Write out the whole listing, matching it exactly.

Extracted entries >>
⁂

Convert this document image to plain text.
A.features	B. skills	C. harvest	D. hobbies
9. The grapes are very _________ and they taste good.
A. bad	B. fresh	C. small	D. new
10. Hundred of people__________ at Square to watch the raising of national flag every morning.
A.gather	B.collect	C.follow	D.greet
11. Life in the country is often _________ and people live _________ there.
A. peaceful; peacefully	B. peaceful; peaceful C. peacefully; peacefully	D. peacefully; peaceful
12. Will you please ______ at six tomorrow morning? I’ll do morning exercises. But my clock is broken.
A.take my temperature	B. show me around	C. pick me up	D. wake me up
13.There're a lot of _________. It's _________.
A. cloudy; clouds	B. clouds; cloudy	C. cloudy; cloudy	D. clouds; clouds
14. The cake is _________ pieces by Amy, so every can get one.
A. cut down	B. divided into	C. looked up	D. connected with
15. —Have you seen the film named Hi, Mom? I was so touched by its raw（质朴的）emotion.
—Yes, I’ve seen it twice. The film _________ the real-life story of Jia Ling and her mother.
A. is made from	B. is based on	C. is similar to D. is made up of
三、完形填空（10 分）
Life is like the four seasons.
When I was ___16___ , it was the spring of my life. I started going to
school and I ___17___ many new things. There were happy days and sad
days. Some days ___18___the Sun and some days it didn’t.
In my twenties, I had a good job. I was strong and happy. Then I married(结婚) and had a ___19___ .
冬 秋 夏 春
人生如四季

⁂

Right answer >>
Convert this document image to plain text.
A.features	B. skills	C. harvest	D. hobbies
9. The grapes are very _________ and they taste good.
A. bad	B. fresh	C. small	D. new
10. Hundred of people__________ at Square to watch the raising of national flag every morning.
A.gather	B.collect	C.follow	D.greet
11. Life in the country is often _________ and people live _________ there.
A. peaceful; peacefully	B. peaceful; peaceful C. peacefully; peacefully	D. peacefully; peaceful
12. Will you please ______ at six tomorrow morning? I’ll do morning exercises. But my clock is broken.
A.take my temperature	B. show me around	C. pick me up	D. wake me up
13.There're a lot of _________. It's _________.
A. cloudy; clouds	B. clouds; cloudy	C. cloudy; cloudy	D. clouds; clouds
14. The cake is _________ pieces by Amy, so every can get one.
A. cut down	B. divided into	C. looked up	D. connected with
15. —Have you seen the film named Hi, Mom? I was so touched by its raw（质朴的）emotion.
—Yes, I’ve seen it twice. The film _________ the real-life story of Jia Ling and her mother.
A. is made from	B. is based on	C. is similar to D. is made up of
三、完形填空（10 分）
Life is like the four seasons.
When I was ___16___ , it was the spring of my life. I started going to
school and I ___17___ many new things. There were happy days and sad
days. Some days ___18___the Sun and some days it didn’t.
In my twenties, I had a good job. I was strong and happy. Then I married(结婚) and had a ___19___ .
冬 秋 夏 春
人生如四季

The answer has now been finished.